— start —

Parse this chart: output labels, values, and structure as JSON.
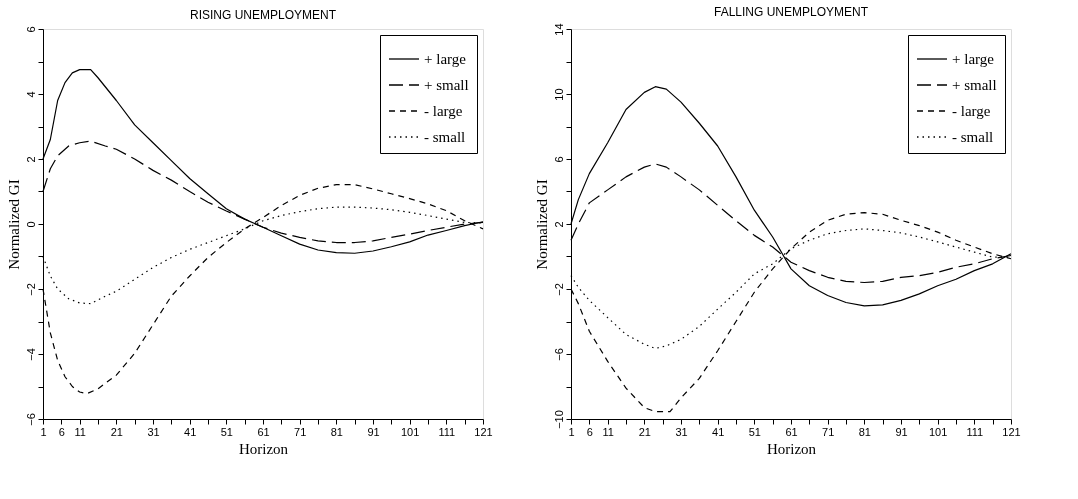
{
  "chart_data": [
    {
      "type": "line",
      "title": "RISING UNEMPLOYMENT",
      "xlabel": "Horizon",
      "ylabel": "Normalized GI",
      "legend": "top right",
      "grid": false,
      "marker": "none",
      "xlim": [
        1,
        121
      ],
      "ylim": [
        -6,
        6
      ],
      "xticks": [
        1,
        6,
        11,
        {
          "value": 16,
          "label": null
        },
        21,
        {
          "value": 26,
          "label": null
        },
        31,
        {
          "value": 36,
          "label": null
        },
        41,
        {
          "value": 46,
          "label": null
        },
        51,
        {
          "value": 56,
          "label": null
        },
        61,
        {
          "value": 66,
          "label": null
        },
        71,
        {
          "value": 76,
          "label": null
        },
        81,
        {
          "value": 86,
          "label": null
        },
        91,
        {
          "value": 96,
          "label": null
        },
        101,
        {
          "value": 106,
          "label": null
        },
        111,
        {
          "value": 116,
          "label": null
        },
        121
      ],
      "yticks": [
        -6,
        {
          "value": -5,
          "label": null
        },
        -4,
        {
          "value": -3,
          "label": null
        },
        -2,
        {
          "value": -1,
          "label": null
        },
        0,
        {
          "value": 1,
          "label": null
        },
        2,
        {
          "value": 3,
          "label": null
        },
        4,
        {
          "value": 5,
          "label": null
        },
        6
      ],
      "series": [
        {
          "name": "+ large",
          "color": "#000000",
          "line_style": "solid",
          "x": [
            1,
            3,
            5,
            7,
            9,
            11,
            14,
            16,
            21,
            26,
            31,
            36,
            41,
            46,
            51,
            56,
            61,
            66,
            71,
            76,
            81,
            86,
            91,
            96,
            101,
            106,
            111,
            116,
            121
          ],
          "values": [
            2.0,
            2.6,
            3.8,
            4.35,
            4.65,
            4.75,
            4.75,
            4.5,
            3.8,
            3.05,
            2.5,
            1.95,
            1.4,
            0.93,
            0.47,
            0.15,
            -0.1,
            -0.36,
            -0.62,
            -0.8,
            -0.88,
            -0.9,
            -0.83,
            -0.7,
            -0.55,
            -0.34,
            -0.2,
            -0.05,
            0.07
          ]
        },
        {
          "name": "+ small",
          "color": "#000000",
          "line_style": "dashed",
          "x": [
            1,
            3,
            5,
            8,
            11,
            14,
            18,
            21,
            26,
            31,
            36,
            41,
            46,
            51,
            56,
            61,
            66,
            71,
            76,
            81,
            86,
            91,
            96,
            101,
            106,
            111,
            116,
            121
          ],
          "values": [
            1.0,
            1.7,
            2.1,
            2.4,
            2.5,
            2.55,
            2.4,
            2.3,
            2.0,
            1.65,
            1.35,
            1.0,
            0.67,
            0.4,
            0.15,
            -0.1,
            -0.28,
            -0.41,
            -0.52,
            -0.57,
            -0.57,
            -0.52,
            -0.41,
            -0.31,
            -0.2,
            -0.1,
            0.0,
            0.05
          ]
        },
        {
          "name": "- large",
          "color": "#000000",
          "line_style": "dashed",
          "x": [
            1,
            3,
            5,
            7,
            9,
            11,
            13,
            16,
            21,
            26,
            31,
            36,
            41,
            46,
            51,
            56,
            61,
            66,
            71,
            76,
            81,
            86,
            91,
            96,
            101,
            106,
            111,
            116,
            121
          ],
          "values": [
            -2.0,
            -3.35,
            -4.2,
            -4.7,
            -5.0,
            -5.17,
            -5.22,
            -5.07,
            -4.65,
            -3.98,
            -3.1,
            -2.22,
            -1.6,
            -1.03,
            -0.57,
            -0.15,
            0.2,
            0.57,
            0.88,
            1.1,
            1.21,
            1.21,
            1.08,
            0.93,
            0.78,
            0.62,
            0.41,
            0.1,
            -0.15
          ]
        },
        {
          "name": "- small",
          "color": "#000000",
          "line_style": "dotted",
          "x": [
            1,
            3,
            5,
            8,
            11,
            14,
            18,
            21,
            26,
            31,
            36,
            41,
            46,
            51,
            56,
            61,
            66,
            71,
            76,
            81,
            86,
            91,
            96,
            101,
            106,
            111,
            116,
            121
          ],
          "values": [
            -1.0,
            -1.6,
            -2.0,
            -2.3,
            -2.43,
            -2.45,
            -2.22,
            -2.07,
            -1.7,
            -1.34,
            -1.03,
            -0.78,
            -0.57,
            -0.36,
            -0.15,
            0.1,
            0.26,
            0.38,
            0.47,
            0.52,
            0.52,
            0.49,
            0.44,
            0.36,
            0.26,
            0.15,
            0.05,
            0.03
          ]
        }
      ]
    },
    {
      "type": "line",
      "title": "FALLING UNEMPLOYMENT",
      "xlabel": "Horizon",
      "ylabel": "Normalized GI",
      "legend": "top right",
      "grid": false,
      "marker": "none",
      "xlim": [
        1,
        121
      ],
      "ylim": [
        -10,
        14
      ],
      "xticks": [
        1,
        6,
        11,
        {
          "value": 16,
          "label": null
        },
        21,
        {
          "value": 26,
          "label": null
        },
        31,
        {
          "value": 36,
          "label": null
        },
        41,
        {
          "value": 46,
          "label": null
        },
        51,
        {
          "value": 56,
          "label": null
        },
        61,
        {
          "value": 66,
          "label": null
        },
        71,
        {
          "value": 76,
          "label": null
        },
        81,
        {
          "value": 86,
          "label": null
        },
        91,
        {
          "value": 96,
          "label": null
        },
        101,
        {
          "value": 106,
          "label": null
        },
        111,
        {
          "value": 116,
          "label": null
        },
        121
      ],
      "yticks": [
        -10,
        {
          "value": -8,
          "label": null
        },
        -6,
        {
          "value": -4,
          "label": null
        },
        -2,
        {
          "value": 0,
          "label": null
        },
        2,
        {
          "value": 4,
          "label": null
        },
        6,
        {
          "value": 8,
          "label": null
        },
        10,
        {
          "value": 12,
          "label": null
        },
        14
      ],
      "series": [
        {
          "name": "+ large",
          "color": "#000000",
          "line_style": "solid",
          "x": [
            1,
            3,
            6,
            11,
            16,
            21,
            24,
            27,
            31,
            36,
            41,
            46,
            51,
            56,
            61,
            66,
            71,
            76,
            81,
            86,
            91,
            96,
            101,
            106,
            111,
            116,
            121
          ],
          "values": [
            2.0,
            3.5,
            5.1,
            7.0,
            9.05,
            10.1,
            10.45,
            10.3,
            9.5,
            8.2,
            6.8,
            4.9,
            2.85,
            1.2,
            -0.76,
            -1.8,
            -2.4,
            -2.83,
            -3.04,
            -2.98,
            -2.7,
            -2.3,
            -1.8,
            -1.4,
            -0.87,
            -0.45,
            0.17
          ]
        },
        {
          "name": "+ small",
          "color": "#000000",
          "line_style": "dashed",
          "x": [
            1,
            3,
            6,
            11,
            16,
            21,
            24,
            27,
            31,
            36,
            41,
            46,
            51,
            56,
            61,
            66,
            71,
            76,
            81,
            86,
            91,
            96,
            101,
            106,
            111,
            116,
            121
          ],
          "values": [
            1.0,
            2.0,
            3.3,
            4.1,
            4.9,
            5.5,
            5.7,
            5.5,
            4.9,
            4.1,
            3.15,
            2.2,
            1.3,
            0.58,
            -0.35,
            -0.87,
            -1.28,
            -1.53,
            -1.6,
            -1.53,
            -1.28,
            -1.18,
            -0.97,
            -0.66,
            -0.45,
            -0.14,
            0.06
          ]
        },
        {
          "name": "- large",
          "color": "#000000",
          "line_style": "dashed",
          "x": [
            1,
            3,
            6,
            11,
            16,
            21,
            24,
            28,
            31,
            36,
            41,
            46,
            51,
            56,
            61,
            66,
            71,
            76,
            81,
            86,
            91,
            96,
            101,
            106,
            111,
            116,
            121
          ],
          "values": [
            -2.0,
            -2.9,
            -4.6,
            -6.45,
            -8.1,
            -9.3,
            -9.55,
            -9.55,
            -8.7,
            -7.5,
            -5.8,
            -4.0,
            -2.2,
            -0.76,
            0.48,
            1.5,
            2.23,
            2.6,
            2.7,
            2.6,
            2.23,
            1.9,
            1.5,
            1.0,
            0.58,
            0.17,
            -0.14
          ]
        },
        {
          "name": "- small",
          "color": "#000000",
          "line_style": "dotted",
          "x": [
            1,
            3,
            6,
            11,
            16,
            21,
            24,
            27,
            31,
            36,
            41,
            46,
            51,
            56,
            61,
            66,
            71,
            76,
            81,
            86,
            91,
            96,
            101,
            106,
            111,
            116,
            121
          ],
          "values": [
            -1.18,
            -1.9,
            -2.7,
            -3.76,
            -4.8,
            -5.4,
            -5.66,
            -5.5,
            -5.1,
            -4.3,
            -3.24,
            -2.2,
            -1.07,
            -0.45,
            0.48,
            1.0,
            1.4,
            1.6,
            1.7,
            1.6,
            1.45,
            1.2,
            0.9,
            0.58,
            0.27,
            -0.04,
            -0.04
          ]
        }
      ]
    }
  ]
}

— end —

**Stated task:** Determine the number of lines in the data that contain "UNEMPLOYMENT" as a word or string, and state only that number.

**Answer in full:** 2